Required actions »
- A) Which field names appear in the exclude setting of the file writer excerpt?
- B) Can you extract the passage of the file writer excerpt word for word, starting at "This example switches" and ending at "binary codec information."?

Text block »

The motivation for this is that some jobs can generate many 100s of thousands of files and this is hard for most file systems to deal with. The configuration change to enable this feature is one additional parameter to the factory component of the writer. NOTE you cannot change from standard to multiplex or multiple to standard once a job has already starting processing data.

output:{
  type:"file",
  path:["{{DATE_YMD}}","/","{{SHARD}}"],
  writer:{
      maxOpen:500,
      flags:{maxSize:"64M", compress:true},
      factory:{dir:"split", multiplex:true},
      format:{
          type:"channel",
          exclude:["FIELD_1","FIELD_4","FIELD_7"],
      },
  },
},

Example 3

This example switches from the binary codec to a column based output. The only change from Example 2 is in the format section. This means we are still using the multiplexed output file format but the data stored in that format will be column separated records rather than binary codec information.

Source records

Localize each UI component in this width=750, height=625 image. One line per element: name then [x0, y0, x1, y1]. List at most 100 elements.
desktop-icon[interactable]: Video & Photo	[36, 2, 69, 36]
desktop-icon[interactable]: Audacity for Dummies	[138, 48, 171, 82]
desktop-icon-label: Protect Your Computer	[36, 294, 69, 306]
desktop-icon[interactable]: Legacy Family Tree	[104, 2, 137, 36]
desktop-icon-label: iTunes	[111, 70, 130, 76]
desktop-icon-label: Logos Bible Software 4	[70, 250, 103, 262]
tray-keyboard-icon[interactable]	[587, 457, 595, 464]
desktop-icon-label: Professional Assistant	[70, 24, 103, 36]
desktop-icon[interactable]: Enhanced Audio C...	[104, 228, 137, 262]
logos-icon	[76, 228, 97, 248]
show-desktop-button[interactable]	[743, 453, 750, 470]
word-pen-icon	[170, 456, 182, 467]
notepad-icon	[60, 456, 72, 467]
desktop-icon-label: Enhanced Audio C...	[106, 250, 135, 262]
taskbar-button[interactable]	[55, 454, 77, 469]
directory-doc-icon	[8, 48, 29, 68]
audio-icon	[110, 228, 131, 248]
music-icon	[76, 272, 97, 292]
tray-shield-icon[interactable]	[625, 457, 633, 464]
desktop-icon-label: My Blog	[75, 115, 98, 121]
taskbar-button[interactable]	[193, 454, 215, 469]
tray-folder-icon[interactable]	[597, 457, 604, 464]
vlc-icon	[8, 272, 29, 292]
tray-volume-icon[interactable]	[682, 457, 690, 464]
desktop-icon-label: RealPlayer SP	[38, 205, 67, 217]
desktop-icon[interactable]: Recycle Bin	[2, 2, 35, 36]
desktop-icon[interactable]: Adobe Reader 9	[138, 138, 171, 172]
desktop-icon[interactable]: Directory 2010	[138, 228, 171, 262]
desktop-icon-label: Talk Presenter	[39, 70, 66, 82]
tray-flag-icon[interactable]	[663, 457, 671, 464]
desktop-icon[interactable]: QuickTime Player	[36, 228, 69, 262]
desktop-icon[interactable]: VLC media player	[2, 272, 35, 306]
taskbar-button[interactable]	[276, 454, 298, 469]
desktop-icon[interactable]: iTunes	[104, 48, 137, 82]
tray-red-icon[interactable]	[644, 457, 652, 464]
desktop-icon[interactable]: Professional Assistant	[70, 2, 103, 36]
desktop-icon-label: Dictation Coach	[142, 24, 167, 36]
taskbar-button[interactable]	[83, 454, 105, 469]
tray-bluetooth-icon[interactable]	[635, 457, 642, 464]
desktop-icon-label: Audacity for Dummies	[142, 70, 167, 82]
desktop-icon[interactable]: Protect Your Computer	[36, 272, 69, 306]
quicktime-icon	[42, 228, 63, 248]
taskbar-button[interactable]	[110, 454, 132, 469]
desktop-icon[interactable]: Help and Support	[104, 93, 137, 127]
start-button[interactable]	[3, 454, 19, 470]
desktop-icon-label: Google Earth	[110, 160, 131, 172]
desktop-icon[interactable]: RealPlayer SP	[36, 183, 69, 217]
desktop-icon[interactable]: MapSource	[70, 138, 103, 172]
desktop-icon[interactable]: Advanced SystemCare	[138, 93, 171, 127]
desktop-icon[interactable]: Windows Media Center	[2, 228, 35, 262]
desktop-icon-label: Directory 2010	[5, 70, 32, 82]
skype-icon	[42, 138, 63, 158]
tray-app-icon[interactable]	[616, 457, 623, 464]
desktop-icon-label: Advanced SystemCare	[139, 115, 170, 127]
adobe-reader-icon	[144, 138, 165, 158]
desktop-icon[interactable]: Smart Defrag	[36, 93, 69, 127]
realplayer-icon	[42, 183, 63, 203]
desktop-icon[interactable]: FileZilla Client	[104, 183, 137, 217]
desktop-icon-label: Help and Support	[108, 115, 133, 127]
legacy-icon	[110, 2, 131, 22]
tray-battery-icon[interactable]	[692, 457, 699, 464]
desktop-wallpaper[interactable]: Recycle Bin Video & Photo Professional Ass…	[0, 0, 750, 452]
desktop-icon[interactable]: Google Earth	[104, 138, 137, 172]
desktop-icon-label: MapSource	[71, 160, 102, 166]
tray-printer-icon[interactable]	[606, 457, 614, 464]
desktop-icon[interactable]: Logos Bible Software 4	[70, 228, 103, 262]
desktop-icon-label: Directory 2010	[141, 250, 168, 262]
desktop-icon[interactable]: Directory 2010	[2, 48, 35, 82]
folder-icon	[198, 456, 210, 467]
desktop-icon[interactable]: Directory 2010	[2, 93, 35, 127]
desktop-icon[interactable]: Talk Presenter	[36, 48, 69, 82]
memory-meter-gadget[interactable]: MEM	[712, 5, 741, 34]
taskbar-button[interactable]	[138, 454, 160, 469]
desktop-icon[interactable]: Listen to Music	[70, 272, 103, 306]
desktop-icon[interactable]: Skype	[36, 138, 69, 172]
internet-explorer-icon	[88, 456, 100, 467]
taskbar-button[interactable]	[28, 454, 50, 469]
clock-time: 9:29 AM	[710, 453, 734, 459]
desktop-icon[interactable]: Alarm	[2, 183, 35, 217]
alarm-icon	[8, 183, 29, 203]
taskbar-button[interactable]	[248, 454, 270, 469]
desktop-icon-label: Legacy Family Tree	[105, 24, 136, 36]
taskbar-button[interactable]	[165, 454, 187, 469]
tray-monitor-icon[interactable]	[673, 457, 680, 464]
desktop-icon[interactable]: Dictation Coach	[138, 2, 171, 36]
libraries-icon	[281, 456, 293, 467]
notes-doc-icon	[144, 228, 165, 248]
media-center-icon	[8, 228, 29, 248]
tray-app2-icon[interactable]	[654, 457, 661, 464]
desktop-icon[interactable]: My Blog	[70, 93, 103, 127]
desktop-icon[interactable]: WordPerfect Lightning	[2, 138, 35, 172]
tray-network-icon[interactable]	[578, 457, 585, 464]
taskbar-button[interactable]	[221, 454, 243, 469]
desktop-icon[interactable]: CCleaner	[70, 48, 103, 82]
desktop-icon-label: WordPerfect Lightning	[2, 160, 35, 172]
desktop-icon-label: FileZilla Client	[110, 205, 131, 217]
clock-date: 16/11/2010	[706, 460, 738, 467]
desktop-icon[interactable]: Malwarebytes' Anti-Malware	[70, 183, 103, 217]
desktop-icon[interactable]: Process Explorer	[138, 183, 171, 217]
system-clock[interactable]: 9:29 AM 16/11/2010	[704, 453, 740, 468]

Final results »
- A) FIELD_1, FIELD_4, FIELD_7

- B)
This example switches from the binary codec to a column based output. The only change from Example 2 is in the format section. This means we are still using the multiplexed output file format but the data stored in that format will be column separated records rather than binary codec information.